EXERCISE OBJECTIVE - Reproduce the data below line for line, with no changes.

Element location listings
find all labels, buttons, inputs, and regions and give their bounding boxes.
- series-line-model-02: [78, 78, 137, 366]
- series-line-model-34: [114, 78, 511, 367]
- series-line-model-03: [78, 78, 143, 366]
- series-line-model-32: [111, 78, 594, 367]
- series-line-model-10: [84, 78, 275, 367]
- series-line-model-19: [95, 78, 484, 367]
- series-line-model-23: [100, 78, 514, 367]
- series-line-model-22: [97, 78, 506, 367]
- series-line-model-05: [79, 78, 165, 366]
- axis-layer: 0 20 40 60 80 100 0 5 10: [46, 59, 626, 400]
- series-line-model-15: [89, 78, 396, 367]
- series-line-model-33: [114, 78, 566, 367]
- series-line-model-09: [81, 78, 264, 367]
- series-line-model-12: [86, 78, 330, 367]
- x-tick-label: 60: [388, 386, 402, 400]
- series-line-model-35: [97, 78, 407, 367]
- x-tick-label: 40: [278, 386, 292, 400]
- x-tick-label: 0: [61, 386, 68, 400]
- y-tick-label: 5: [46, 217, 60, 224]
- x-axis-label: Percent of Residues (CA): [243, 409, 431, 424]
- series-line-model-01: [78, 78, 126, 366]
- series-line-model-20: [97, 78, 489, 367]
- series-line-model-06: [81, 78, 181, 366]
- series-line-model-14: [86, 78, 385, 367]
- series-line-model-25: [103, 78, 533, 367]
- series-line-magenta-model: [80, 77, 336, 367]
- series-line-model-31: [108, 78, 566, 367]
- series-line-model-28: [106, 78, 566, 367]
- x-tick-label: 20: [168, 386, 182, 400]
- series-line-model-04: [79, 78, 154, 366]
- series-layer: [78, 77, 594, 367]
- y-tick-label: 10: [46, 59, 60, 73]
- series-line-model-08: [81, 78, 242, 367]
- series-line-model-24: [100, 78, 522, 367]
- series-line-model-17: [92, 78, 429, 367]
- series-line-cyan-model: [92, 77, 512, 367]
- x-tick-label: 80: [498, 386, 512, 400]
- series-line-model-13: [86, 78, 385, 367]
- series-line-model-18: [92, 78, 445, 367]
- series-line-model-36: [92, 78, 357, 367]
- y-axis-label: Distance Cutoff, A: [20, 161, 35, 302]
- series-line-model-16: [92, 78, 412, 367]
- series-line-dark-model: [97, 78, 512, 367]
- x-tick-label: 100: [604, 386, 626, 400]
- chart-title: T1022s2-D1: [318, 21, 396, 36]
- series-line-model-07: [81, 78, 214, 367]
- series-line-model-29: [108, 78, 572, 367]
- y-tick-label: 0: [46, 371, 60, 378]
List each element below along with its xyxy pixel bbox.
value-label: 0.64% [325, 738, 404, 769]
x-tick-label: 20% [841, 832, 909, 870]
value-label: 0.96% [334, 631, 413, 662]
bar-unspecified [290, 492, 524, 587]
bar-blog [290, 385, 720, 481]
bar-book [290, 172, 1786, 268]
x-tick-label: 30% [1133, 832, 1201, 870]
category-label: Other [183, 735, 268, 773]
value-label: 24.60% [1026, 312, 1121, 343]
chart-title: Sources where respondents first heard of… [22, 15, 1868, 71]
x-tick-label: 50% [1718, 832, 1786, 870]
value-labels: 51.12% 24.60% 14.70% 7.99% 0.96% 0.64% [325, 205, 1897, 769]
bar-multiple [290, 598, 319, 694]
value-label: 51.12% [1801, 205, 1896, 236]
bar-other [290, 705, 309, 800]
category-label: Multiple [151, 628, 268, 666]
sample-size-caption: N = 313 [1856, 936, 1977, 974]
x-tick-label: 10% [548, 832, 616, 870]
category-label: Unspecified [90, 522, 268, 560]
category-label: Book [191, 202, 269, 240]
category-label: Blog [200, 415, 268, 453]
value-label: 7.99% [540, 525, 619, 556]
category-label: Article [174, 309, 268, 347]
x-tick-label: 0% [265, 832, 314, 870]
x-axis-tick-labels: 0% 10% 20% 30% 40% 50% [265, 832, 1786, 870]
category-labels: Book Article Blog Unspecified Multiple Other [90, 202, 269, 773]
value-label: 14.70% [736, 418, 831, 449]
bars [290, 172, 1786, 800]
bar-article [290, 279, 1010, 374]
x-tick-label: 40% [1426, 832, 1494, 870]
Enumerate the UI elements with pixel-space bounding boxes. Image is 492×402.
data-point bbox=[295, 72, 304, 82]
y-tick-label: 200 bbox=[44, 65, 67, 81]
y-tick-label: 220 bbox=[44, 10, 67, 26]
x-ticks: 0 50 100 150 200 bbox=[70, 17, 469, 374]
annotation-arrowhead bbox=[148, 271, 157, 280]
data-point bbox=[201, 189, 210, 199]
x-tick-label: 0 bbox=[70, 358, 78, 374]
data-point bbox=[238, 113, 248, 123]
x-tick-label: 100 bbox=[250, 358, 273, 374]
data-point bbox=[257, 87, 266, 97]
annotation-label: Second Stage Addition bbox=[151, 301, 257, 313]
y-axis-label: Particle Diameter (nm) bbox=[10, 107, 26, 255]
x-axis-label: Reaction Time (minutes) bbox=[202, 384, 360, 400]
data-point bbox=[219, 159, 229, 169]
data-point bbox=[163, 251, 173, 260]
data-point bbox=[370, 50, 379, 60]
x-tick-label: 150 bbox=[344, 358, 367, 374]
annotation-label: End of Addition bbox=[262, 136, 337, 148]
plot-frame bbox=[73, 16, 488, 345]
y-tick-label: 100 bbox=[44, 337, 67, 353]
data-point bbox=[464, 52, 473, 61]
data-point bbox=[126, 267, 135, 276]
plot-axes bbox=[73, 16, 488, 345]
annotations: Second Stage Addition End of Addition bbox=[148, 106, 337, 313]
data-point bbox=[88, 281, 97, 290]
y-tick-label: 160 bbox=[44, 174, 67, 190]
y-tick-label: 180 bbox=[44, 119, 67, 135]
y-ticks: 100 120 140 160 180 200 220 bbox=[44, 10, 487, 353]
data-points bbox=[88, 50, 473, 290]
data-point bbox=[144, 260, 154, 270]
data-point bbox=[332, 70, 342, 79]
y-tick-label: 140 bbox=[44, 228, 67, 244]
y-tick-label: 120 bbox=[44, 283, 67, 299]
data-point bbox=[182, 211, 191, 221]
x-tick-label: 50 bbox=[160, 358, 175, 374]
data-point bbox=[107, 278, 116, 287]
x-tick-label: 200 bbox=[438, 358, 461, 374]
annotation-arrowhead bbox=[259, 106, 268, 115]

EXPECTED ANSWER -
find all labels, buttons, inputs, and regions and give their bounding boxes.
- series-line-model-02: [78, 78, 137, 366]
- series-line-model-34: [114, 78, 511, 367]
- series-line-model-03: [78, 78, 143, 366]
- series-line-model-32: [111, 78, 594, 367]
- series-line-model-10: [84, 78, 275, 367]
- series-line-model-19: [95, 78, 484, 367]
- series-line-model-23: [100, 78, 514, 367]
- series-line-model-22: [97, 78, 506, 367]
- series-line-model-05: [79, 78, 165, 366]
- axis-layer: 0 20 40 60 80 100 0 5 10: [46, 59, 626, 400]
- series-line-model-15: [89, 78, 396, 367]
- series-line-model-33: [114, 78, 566, 367]
- series-line-model-09: [81, 78, 264, 367]
- series-line-model-12: [86, 78, 330, 367]
- x-tick-label: 60: [388, 386, 402, 400]
- series-line-model-35: [97, 78, 407, 367]
- x-tick-label: 40: [278, 386, 292, 400]
- x-tick-label: 0: [61, 386, 68, 400]
- y-tick-label: 5: [46, 217, 60, 224]
- x-axis-label: Percent of Residues (CA): [243, 409, 431, 424]
- series-line-model-01: [78, 78, 126, 366]
- series-line-model-20: [97, 78, 489, 367]
- series-line-model-06: [81, 78, 181, 366]
- series-line-model-14: [86, 78, 385, 367]
- series-line-model-25: [103, 78, 533, 367]
- series-line-magenta-model: [80, 77, 336, 367]
- series-line-model-31: [108, 78, 566, 367]
- series-line-model-28: [106, 78, 566, 367]
- x-tick-label: 20: [168, 386, 182, 400]
- series-line-model-04: [79, 78, 154, 366]
- series-layer: [78, 77, 594, 367]
- y-tick-label: 10: [46, 59, 60, 73]
- series-line-model-08: [81, 78, 242, 367]
- series-line-model-24: [100, 78, 522, 367]
- series-line-model-17: [92, 78, 429, 367]
- series-line-cyan-model: [92, 77, 512, 367]
- x-tick-label: 80: [498, 386, 512, 400]
- series-line-model-13: [86, 78, 385, 367]
- series-line-model-18: [92, 78, 445, 367]
- series-line-model-36: [92, 78, 357, 367]
- y-axis-label: Distance Cutoff, A: [20, 161, 35, 302]
- series-line-model-16: [92, 78, 412, 367]
- series-line-dark-model: [97, 78, 512, 367]
- x-tick-label: 100: [604, 386, 626, 400]
- chart-title: T1022s2-D1: [318, 21, 396, 36]
- series-line-model-07: [81, 78, 214, 367]
- series-line-model-29: [108, 78, 572, 367]
- y-tick-label: 0: [46, 371, 60, 378]
List each element below along with its xyxy pixel bbox.
value-label: 0.64% [325, 738, 404, 769]
x-tick-label: 20% [841, 832, 909, 870]
value-label: 0.96% [334, 631, 413, 662]
bar-unspecified [290, 492, 524, 587]
bar-blog [290, 385, 720, 481]
bar-book [290, 172, 1786, 268]
x-tick-label: 30% [1133, 832, 1201, 870]
category-label: Other [183, 735, 268, 773]
value-label: 24.60% [1026, 312, 1121, 343]
chart-title: Sources where respondents first heard of… [22, 15, 1868, 71]
x-tick-label: 50% [1718, 832, 1786, 870]
value-labels: 51.12% 24.60% 14.70% 7.99% 0.96% 0.64% [325, 205, 1897, 769]
bar-multiple [290, 598, 319, 694]
value-label: 51.12% [1801, 205, 1896, 236]
bar-other [290, 705, 309, 800]
category-label: Multiple [151, 628, 268, 666]
sample-size-caption: N = 313 [1856, 936, 1977, 974]
x-tick-label: 10% [548, 832, 616, 870]
category-label: Unspecified [90, 522, 268, 560]
category-label: Book [191, 202, 269, 240]
category-label: Blog [200, 415, 268, 453]
value-label: 7.99% [540, 525, 619, 556]
category-label: Article [174, 309, 268, 347]
x-tick-label: 0% [265, 832, 314, 870]
x-axis-tick-labels: 0% 10% 20% 30% 40% 50% [265, 832, 1786, 870]
category-labels: Book Article Blog Unspecified Multiple Other [90, 202, 269, 773]
value-label: 14.70% [736, 418, 831, 449]
bars [290, 172, 1786, 800]
bar-article [290, 279, 1010, 374]
x-tick-label: 40% [1426, 832, 1494, 870]
Enumerate the UI elements with pixel-space bounding boxes. Image is 492×402.
data-point bbox=[295, 72, 304, 82]
y-tick-label: 200 bbox=[44, 65, 67, 81]
y-tick-label: 220 bbox=[44, 10, 67, 26]
x-ticks: 0 50 100 150 200 bbox=[70, 17, 469, 374]
annotation-arrowhead bbox=[148, 271, 157, 280]
data-point bbox=[201, 189, 210, 199]
x-tick-label: 0 bbox=[70, 358, 78, 374]
data-point bbox=[238, 113, 248, 123]
x-tick-label: 100 bbox=[250, 358, 273, 374]
data-point bbox=[257, 87, 266, 97]
annotation-label: Second Stage Addition bbox=[151, 301, 257, 313]
y-axis-label: Particle Diameter (nm) bbox=[10, 107, 26, 255]
x-axis-label: Reaction Time (minutes) bbox=[202, 384, 360, 400]
data-point bbox=[219, 159, 229, 169]
data-point bbox=[163, 251, 173, 260]
data-point bbox=[370, 50, 379, 60]
x-tick-label: 150 bbox=[344, 358, 367, 374]
annotation-label: End of Addition bbox=[262, 136, 337, 148]
plot-frame bbox=[73, 16, 488, 345]
y-tick-label: 100 bbox=[44, 337, 67, 353]
data-point bbox=[464, 52, 473, 61]
data-point bbox=[126, 267, 135, 276]
plot-axes bbox=[73, 16, 488, 345]
annotations: Second Stage Addition End of Addition bbox=[148, 106, 337, 313]
data-point bbox=[88, 281, 97, 290]
y-tick-label: 160 bbox=[44, 174, 67, 190]
y-tick-label: 180 bbox=[44, 119, 67, 135]
y-ticks: 100 120 140 160 180 200 220 bbox=[44, 10, 487, 353]
data-points bbox=[88, 50, 473, 290]
data-point bbox=[144, 260, 154, 270]
data-point bbox=[332, 70, 342, 79]
y-tick-label: 140 bbox=[44, 228, 67, 244]
y-tick-label: 120 bbox=[44, 283, 67, 299]
data-point bbox=[182, 211, 191, 221]
x-tick-label: 50 bbox=[160, 358, 175, 374]
data-point bbox=[107, 278, 116, 287]
x-tick-label: 200 bbox=[438, 358, 461, 374]
annotation-arrowhead bbox=[259, 106, 268, 115]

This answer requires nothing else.